▸ Work to do: Look through the data below. Collect every line where the word "July" occurs.

-------- Given entries --------

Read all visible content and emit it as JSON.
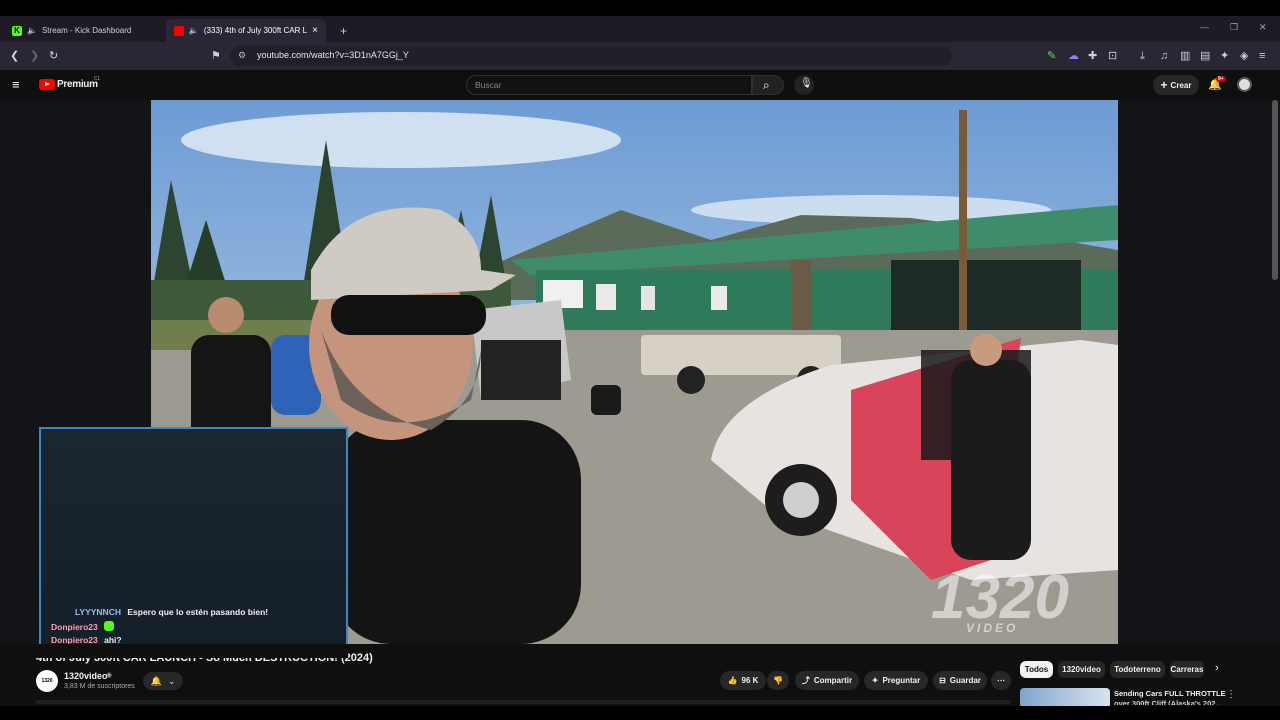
{
  "browser": {
    "tabs": [
      {
        "label": "Stream - Kick Dashboard",
        "active": false
      },
      {
        "label": "(333) 4th of July 300ft CAR LA",
        "active": true
      }
    ],
    "new_tab": "+",
    "url": "youtube.com/watch?v=3D1nA7GGj_Y",
    "badge_count": "9+"
  },
  "youtube": {
    "logo_text": "Premium",
    "logo_region": "CL",
    "search_placeholder": "Buscar",
    "create_label": "Crear",
    "notif_count": "9+"
  },
  "chat": {
    "messages": [
      {
        "user": "LYYYNNCH",
        "text": "Espero que lo estén pasando bien!"
      },
      {
        "user": "Donpiero23",
        "text": ""
      },
      {
        "user": "Donpiero23",
        "text": "ahi?"
      }
    ]
  },
  "video": {
    "title": "4th of July 300ft CAR LAUNCH - So Much DESTRUCTION! (2024)",
    "watermark": "1320",
    "watermark_sub": "VIDEO",
    "channel": "1320video",
    "subscribers": "3,83 M de suscriptores",
    "likes": "96 K",
    "share_label": "Compartir",
    "ask_label": "Preguntar",
    "save_label": "Guardar"
  },
  "chips": [
    {
      "label": "Todos",
      "selected": true
    },
    {
      "label": "1320video",
      "selected": false
    },
    {
      "label": "Todoterreno",
      "selected": false
    },
    {
      "label": "Carreras",
      "selected": false
    }
  ],
  "recommendation": {
    "title": "Sending Cars FULL THROTTLE",
    "subtitle": "over 300ft Cliff (Alaska's 202..."
  },
  "colors": {
    "youtube_red": "#ff0000",
    "kick_green": "#53fc18",
    "chat_border": "#3a86c8"
  }
}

--------

▸ Answer to this task:
        "label": "(333) 4th of July 300ft CAR LA",
    "title": "4th of July 300ft CAR LAUNCH - So Much DESTRUCTION! (2024)",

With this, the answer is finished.